TASK DETAILS
Copy out every line that contains the word "있습니다".

•••

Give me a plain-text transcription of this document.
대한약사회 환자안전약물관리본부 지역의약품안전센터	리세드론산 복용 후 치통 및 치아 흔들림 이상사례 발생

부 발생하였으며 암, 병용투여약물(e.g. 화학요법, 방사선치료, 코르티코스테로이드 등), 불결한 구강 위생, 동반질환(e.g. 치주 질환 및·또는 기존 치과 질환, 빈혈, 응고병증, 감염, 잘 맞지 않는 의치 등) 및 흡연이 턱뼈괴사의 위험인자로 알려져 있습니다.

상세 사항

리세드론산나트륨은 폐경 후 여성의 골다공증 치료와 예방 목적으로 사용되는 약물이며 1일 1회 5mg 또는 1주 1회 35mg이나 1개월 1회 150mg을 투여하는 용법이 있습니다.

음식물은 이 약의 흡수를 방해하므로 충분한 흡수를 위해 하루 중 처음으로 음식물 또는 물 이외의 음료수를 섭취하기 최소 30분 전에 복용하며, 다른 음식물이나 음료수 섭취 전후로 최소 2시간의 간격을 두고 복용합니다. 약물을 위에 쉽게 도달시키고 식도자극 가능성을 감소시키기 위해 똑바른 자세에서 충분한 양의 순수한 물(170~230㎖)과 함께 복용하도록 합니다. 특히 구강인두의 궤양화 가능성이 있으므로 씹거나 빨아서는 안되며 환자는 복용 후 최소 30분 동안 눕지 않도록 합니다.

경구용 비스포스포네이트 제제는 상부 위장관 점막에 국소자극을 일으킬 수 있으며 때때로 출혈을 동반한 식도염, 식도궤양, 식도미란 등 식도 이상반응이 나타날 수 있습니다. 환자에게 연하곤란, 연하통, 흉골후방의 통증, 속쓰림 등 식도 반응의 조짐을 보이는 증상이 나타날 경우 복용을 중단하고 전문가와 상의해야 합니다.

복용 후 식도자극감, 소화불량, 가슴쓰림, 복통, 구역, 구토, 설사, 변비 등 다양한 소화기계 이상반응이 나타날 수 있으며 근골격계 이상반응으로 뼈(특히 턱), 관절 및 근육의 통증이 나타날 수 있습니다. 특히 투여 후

•••

OUTPUT OF THE TASK
부 발생하였으며 암, 병용투여약물(e.g. 화학요법, 방사선치료, 코르티코스테로이드 등), 불결한 구강 위생, 동반질환(e.g. 치주 질환 및·또는 기존 치과 질환, 빈혈, 응고병증, 감염, 잘 맞지 않는 의치 등) 및 흡연이 턱뼈괴사의 위험인자로 알려져 있습니다.
리세드론산나트륨은 폐경 후 여성의 골다공증 치료와 예방 목적으로 사용되는 약물이며 1일 1회 5mg 또는 1주 1회 35mg이나 1개월 1회 150mg을 투여하는 용법이 있습니다.
경구용 비스포스포네이트 제제는 상부 위장관 점막에 국소자극을 일으킬 수 있으며 때때로 출혈을 동반한 식도염, 식도궤양, 식도미란 등 식도 이상반응이 나타날 수 있습니다. 환자에게 연하곤란, 연하통, 흉골후방의 통증, 속쓰림 등 식도 반응의 조짐을 보이는 증상이 나타날 경우 복용을 중단하고 전문가와 상의해야 합니다.
복용 후 식도자극감, 소화불량, 가슴쓰림, 복통, 구역, 구토, 설사, 변비 등 다양한 소화기계 이상반응이 나타날 수 있으며 근골격계 이상반응으로 뼈(특히 턱), 관절 및 근육의 통증이 나타날 수 있습니다. 특히 투여 후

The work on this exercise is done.